▶ **GIVEN EXERCISE**:
Where a line below holds the string "division", copy that line.

[Entries from a dataset]
╔══

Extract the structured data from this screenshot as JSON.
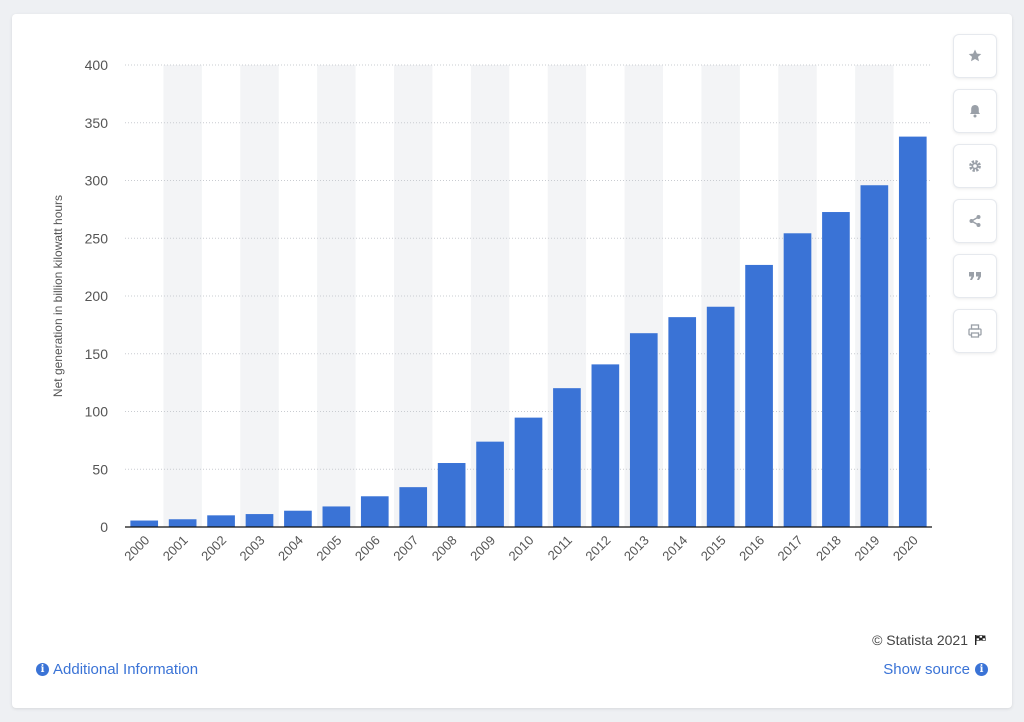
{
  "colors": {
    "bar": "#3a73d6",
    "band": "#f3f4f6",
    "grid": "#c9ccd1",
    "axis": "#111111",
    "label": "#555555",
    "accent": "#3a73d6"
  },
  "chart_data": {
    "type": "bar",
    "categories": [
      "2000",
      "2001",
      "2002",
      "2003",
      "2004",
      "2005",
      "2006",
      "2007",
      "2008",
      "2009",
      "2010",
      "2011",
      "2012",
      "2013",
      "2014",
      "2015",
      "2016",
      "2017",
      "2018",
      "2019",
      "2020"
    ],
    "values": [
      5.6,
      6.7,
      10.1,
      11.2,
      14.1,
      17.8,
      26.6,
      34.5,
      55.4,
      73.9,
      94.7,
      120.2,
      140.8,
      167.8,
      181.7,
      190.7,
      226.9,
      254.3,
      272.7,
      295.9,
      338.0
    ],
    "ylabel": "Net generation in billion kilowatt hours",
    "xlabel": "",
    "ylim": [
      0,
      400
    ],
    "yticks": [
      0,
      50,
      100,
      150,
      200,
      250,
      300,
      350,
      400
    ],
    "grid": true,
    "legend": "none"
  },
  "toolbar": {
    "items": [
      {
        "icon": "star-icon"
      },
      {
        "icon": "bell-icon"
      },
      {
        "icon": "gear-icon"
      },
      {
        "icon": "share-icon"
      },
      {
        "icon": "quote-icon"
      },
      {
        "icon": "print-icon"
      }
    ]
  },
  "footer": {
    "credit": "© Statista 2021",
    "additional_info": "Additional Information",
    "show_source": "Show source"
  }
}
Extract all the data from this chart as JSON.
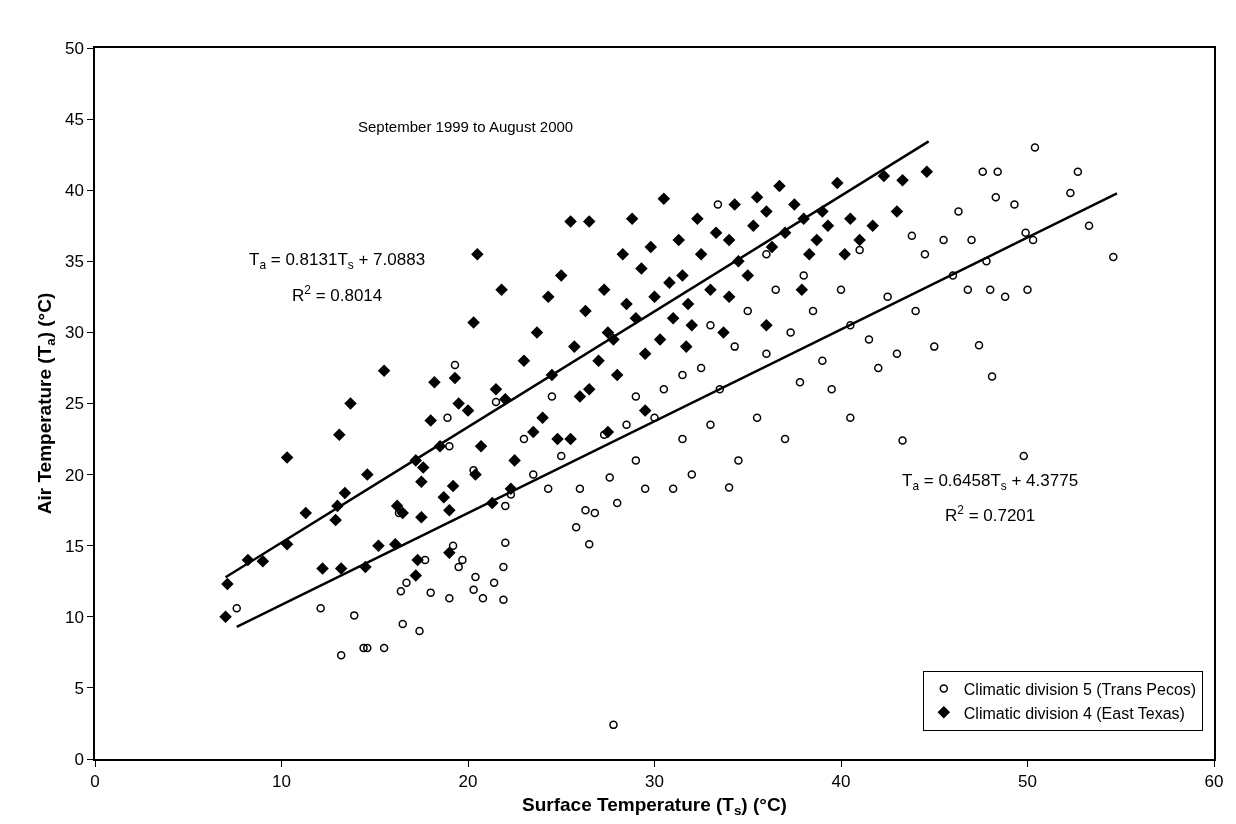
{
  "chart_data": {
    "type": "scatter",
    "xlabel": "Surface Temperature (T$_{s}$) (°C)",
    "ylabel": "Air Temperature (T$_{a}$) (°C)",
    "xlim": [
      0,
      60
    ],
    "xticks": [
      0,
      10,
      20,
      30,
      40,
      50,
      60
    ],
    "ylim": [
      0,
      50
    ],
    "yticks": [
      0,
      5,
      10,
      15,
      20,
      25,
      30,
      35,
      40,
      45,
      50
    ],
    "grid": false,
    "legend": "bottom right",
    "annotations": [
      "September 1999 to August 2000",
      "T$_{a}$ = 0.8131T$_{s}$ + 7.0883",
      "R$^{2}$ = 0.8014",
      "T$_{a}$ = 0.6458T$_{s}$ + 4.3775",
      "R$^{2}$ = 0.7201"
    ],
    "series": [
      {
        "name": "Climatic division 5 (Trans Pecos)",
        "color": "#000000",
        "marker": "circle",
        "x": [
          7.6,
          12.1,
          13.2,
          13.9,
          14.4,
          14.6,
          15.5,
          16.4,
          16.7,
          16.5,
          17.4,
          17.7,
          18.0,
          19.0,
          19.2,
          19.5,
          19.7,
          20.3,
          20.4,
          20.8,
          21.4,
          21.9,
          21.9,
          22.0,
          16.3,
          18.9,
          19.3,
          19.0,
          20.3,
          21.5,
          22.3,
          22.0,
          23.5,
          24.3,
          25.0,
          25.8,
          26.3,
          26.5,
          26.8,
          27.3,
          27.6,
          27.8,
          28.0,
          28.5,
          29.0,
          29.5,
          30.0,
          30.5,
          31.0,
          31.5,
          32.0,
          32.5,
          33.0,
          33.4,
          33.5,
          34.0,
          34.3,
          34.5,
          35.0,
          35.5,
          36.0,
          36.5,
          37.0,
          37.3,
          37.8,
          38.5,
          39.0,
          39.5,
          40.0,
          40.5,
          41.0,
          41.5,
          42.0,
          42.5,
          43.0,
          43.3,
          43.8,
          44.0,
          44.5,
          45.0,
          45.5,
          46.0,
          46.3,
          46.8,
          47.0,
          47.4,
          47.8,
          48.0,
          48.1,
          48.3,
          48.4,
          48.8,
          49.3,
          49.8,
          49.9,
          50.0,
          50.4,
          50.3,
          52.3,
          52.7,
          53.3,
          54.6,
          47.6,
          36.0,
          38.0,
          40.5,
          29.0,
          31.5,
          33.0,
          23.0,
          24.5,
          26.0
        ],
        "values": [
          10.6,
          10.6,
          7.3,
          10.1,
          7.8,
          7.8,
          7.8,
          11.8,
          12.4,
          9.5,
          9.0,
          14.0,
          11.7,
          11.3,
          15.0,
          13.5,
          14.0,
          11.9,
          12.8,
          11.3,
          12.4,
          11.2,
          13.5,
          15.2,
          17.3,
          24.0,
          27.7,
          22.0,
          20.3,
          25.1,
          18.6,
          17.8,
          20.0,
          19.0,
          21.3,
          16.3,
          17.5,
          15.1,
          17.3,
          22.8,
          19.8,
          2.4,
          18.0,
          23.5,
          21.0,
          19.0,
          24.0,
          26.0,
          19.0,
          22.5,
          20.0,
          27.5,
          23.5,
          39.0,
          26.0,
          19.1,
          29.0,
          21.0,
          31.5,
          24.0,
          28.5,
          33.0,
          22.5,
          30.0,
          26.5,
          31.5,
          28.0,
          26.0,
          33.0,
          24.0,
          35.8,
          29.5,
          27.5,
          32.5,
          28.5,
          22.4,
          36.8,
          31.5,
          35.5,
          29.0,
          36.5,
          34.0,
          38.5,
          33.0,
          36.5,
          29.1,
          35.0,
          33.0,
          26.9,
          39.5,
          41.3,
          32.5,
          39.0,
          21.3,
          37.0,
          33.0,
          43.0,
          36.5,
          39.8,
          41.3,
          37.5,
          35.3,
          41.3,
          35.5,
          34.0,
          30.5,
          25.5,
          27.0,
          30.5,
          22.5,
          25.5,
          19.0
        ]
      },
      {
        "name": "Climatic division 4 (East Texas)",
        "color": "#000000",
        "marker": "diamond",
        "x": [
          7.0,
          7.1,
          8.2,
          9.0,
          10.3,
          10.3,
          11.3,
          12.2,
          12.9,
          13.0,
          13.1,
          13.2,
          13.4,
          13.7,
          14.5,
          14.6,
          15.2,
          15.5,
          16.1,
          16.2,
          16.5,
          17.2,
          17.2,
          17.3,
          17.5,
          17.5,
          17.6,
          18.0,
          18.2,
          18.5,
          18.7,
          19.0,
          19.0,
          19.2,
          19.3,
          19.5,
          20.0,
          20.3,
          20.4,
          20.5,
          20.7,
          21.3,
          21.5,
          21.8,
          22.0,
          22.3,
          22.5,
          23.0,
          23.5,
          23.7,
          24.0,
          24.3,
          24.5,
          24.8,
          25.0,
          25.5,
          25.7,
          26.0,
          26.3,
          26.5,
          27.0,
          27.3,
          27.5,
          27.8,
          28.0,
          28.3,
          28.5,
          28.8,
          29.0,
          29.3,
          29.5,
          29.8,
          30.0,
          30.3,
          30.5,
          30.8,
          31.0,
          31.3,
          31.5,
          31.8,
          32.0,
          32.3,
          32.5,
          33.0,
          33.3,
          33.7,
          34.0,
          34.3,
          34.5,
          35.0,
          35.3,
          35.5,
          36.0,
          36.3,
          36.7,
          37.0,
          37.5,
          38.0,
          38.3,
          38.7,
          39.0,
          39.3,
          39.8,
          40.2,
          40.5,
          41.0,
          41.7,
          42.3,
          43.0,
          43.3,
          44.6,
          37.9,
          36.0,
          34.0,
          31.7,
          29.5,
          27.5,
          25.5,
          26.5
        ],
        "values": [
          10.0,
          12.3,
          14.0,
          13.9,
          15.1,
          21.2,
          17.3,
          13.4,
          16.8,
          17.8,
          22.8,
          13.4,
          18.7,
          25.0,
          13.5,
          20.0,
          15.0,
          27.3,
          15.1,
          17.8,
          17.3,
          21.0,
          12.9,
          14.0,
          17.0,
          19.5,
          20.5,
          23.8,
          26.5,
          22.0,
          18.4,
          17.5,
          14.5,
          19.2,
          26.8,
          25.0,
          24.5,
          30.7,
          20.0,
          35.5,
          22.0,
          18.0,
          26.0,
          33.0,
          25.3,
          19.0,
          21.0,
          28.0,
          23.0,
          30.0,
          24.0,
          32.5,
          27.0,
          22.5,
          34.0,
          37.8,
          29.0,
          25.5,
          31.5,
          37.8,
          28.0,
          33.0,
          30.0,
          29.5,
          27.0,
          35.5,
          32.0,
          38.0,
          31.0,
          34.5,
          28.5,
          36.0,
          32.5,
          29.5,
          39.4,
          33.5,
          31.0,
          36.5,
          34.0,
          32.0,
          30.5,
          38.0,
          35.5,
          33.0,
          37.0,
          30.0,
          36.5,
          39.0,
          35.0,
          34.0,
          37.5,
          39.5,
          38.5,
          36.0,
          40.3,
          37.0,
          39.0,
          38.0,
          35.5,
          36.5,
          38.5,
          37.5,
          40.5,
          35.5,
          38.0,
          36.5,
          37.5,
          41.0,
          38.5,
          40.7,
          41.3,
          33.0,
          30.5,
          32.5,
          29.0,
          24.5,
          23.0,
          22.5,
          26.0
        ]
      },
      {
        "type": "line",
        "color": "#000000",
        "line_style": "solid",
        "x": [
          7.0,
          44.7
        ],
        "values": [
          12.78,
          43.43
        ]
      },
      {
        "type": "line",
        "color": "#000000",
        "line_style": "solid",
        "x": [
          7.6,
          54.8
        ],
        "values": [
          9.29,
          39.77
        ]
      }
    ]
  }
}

╚══

▶ **CORRECT RESPONSE**:
        "name": "Climatic division 5 (Trans Pecos)",
        "name": "Climatic division 4 (East Texas)",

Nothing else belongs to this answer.